→ **The input**:
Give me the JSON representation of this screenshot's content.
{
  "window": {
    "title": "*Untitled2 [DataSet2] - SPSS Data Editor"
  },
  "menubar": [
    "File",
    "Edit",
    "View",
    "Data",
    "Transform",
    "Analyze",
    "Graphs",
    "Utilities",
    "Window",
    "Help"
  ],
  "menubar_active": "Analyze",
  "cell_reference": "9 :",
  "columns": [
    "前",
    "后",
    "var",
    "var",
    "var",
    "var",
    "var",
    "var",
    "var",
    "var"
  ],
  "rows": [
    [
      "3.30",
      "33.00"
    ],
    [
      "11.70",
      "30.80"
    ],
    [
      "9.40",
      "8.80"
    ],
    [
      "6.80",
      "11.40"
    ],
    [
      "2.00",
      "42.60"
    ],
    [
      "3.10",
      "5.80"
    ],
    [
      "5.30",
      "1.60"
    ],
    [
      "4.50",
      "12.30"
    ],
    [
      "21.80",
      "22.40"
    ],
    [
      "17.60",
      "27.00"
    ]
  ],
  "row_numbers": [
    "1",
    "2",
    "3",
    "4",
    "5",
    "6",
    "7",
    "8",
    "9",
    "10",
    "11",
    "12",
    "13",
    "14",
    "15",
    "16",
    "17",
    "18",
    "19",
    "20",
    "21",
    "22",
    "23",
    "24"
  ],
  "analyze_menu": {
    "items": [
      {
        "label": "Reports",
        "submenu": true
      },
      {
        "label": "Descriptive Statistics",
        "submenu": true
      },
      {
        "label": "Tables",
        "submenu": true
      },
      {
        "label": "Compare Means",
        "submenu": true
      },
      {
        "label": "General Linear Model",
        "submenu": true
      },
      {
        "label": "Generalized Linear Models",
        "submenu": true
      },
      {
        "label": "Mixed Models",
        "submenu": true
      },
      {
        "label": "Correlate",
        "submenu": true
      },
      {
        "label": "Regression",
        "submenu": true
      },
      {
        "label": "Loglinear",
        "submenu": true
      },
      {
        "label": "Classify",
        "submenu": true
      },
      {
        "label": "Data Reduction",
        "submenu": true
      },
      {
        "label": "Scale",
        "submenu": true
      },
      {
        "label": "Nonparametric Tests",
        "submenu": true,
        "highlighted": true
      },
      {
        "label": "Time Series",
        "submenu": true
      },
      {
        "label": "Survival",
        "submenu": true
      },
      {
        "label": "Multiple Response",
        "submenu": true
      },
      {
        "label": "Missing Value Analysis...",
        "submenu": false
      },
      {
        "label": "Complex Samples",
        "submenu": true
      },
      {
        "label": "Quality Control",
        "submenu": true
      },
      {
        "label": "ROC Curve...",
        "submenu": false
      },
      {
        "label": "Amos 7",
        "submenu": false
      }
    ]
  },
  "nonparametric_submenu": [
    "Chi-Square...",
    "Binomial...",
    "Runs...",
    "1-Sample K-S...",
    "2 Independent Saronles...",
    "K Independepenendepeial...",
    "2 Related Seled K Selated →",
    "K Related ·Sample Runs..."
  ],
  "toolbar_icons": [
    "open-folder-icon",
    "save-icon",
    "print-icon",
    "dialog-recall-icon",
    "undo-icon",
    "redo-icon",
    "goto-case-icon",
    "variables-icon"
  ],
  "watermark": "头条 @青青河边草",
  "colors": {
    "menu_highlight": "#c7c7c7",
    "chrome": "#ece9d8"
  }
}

→ **Short exercise**: Gather each line in these records that contains the string "Models".

→ **Response to the task**:
        "label": "Generalized Linear Models",
        "label": "Mixed Models",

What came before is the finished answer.